■ GOAL OF THE EXERCISE
Print out every record exactly as it appears.

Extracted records
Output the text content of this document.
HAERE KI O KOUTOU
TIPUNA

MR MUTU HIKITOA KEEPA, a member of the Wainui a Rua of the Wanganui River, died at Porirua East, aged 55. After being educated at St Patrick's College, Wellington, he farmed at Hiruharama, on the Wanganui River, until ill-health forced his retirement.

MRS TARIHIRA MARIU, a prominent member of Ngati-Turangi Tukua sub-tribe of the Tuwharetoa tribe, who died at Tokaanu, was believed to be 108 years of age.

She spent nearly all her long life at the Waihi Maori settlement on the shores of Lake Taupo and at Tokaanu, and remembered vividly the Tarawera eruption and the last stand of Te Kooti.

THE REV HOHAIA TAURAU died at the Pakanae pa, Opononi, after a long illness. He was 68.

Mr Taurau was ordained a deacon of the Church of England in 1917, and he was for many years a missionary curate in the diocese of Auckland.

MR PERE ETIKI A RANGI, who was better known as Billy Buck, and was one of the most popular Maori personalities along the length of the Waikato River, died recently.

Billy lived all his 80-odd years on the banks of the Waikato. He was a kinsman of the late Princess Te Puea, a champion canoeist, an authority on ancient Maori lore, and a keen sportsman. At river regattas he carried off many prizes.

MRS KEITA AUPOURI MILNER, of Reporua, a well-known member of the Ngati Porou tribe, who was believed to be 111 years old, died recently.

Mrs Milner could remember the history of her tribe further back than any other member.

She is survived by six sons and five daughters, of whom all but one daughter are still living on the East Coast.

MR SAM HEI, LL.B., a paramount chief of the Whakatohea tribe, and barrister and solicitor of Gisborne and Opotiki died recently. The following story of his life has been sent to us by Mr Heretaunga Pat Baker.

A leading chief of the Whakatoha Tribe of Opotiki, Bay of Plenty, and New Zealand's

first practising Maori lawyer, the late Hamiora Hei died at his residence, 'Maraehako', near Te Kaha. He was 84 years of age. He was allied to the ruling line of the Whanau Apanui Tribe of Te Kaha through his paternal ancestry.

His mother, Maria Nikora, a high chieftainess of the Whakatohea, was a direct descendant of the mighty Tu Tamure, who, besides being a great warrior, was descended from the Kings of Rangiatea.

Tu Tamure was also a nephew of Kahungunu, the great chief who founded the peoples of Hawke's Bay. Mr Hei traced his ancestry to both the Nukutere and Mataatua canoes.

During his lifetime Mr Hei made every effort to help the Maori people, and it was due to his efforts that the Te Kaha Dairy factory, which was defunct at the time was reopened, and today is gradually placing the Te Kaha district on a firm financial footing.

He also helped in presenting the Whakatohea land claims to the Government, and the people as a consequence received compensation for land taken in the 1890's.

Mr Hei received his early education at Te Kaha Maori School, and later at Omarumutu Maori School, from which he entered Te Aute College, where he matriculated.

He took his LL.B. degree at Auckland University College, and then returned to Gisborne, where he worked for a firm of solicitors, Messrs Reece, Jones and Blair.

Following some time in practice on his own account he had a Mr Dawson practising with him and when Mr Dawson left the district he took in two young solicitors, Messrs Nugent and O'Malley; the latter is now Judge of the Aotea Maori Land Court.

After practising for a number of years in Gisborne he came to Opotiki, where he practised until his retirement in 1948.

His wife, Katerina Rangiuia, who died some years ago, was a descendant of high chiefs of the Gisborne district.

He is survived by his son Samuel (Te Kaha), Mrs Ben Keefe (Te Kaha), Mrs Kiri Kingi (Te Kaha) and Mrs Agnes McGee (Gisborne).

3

■ EXPECTED OUTPUT
Output the text content of this document.
HAERE KI O KOUTOU
TIPUNA

MR MUTU HIKITOA KEEPA, a member of the Wainui a Rua of the Wanganui River, died at Porirua East, aged 55. After being educated at St Patrick's College, Wellington, he farmed at Hiruharama, on the Wanganui River, until ill-health forced his retirement.

MRS TARIHIRA MARIU, a prominent member of Ngati-Turangi Tukua sub-tribe of the Tuwharetoa tribe, who died at Tokaanu, was believed to be 108 years of age.

She spent nearly all her long life at the Waihi Maori settlement on the shores of Lake Taupo and at Tokaanu, and remembered vividly the Tarawera eruption and the last stand of Te Kooti.

THE REV HOHAIA TAURAU died at the Pakanae pa, Opononi, after a long illness. He was 68.

Mr Taurau was ordained a deacon of the Church of England in 1917, and he was for many years a missionary curate in the diocese of Auckland.

MR PERE ETIKI A RANGI, who was better known as Billy Buck, and was one of the most popular Maori personalities along the length of the Waikato River, died recently.

Billy lived all his 80-odd years on the banks of the Waikato. He was a kinsman of the late Princess Te Puea, a champion canoeist, an authority on ancient Maori lore, and a keen sportsman. At river regattas he carried off many prizes.

MRS KEITA AUPOURI MILNER, of Reporua, a well-known member of the Ngati Porou tribe, who was believed to be 111 years old, died recently.

Mrs Milner could remember the history of her tribe further back than any other member.

She is survived by six sons and five daughters, of whom all but one daughter are still living on the East Coast.

MR SAM HEI, LL.B., a paramount chief of the Whakatohea tribe, and barrister and solicitor of Gisborne and Opotiki died recently. The following story of his life has been sent to us by Mr Heretaunga Pat Baker.

A leading chief of the Whakatoha Tribe of Opotiki, Bay of Plenty, and New Zealand's

first practising Maori lawyer, the late Hamiora Hei died at his residence, 'Maraehako', near Te Kaha. He was 84 years of age. He was allied to the ruling line of the Whanau Apanui Tribe of Te Kaha through his paternal ancestry.

His mother, Maria Nikora, a high chieftainess of the Whakatohea, was a direct descendant of the mighty Tu Tamure, who, besides being a great warrior, was descended from the Kings of Rangiatea.

Tu Tamure was also a nephew of Kahungunu, the great chief who founded the peoples of Hawke's Bay. Mr Hei traced his ancestry to both the Nukutere and Mataatua canoes.

During his lifetime Mr Hei made every effort to help the Maori people, and it was due to his efforts that the Te Kaha Dairy factory, which was defunct at the time was reopened, and today is gradually placing the Te Kaha district on a firm financial footing.

He also helped in presenting the Whakatohea land claims to the Government, and the people as a consequence received compensation for land taken in the 1890's.

Mr Hei received his early education at Te Kaha Maori School, and later at Omarumutu Maori School, from which he entered Te Aute College, where he matriculated.

He took his LL.B. degree at Auckland University College, and then returned to Gisborne, where he worked for a firm of solicitors, Messrs Reece, Jones and Blair.

Following some time in practice on his own account he had a Mr Dawson practising with him and when Mr Dawson left the district he took in two young solicitors, Messrs Nugent and O'Malley; the latter is now Judge of the Aotea Maori Land Court.

After practising for a number of years in Gisborne he came to Opotiki, where he practised until his retirement in 1948.

His wife, Katerina Rangiuia, who died some years ago, was a descendant of high chiefs of the Gisborne district.

He is survived by his son Samuel (Te Kaha), Mrs Ben Keefe (Te Kaha), Mrs Kiri Kingi (Te Kaha) and Mrs Agnes McGee (Gisborne).

3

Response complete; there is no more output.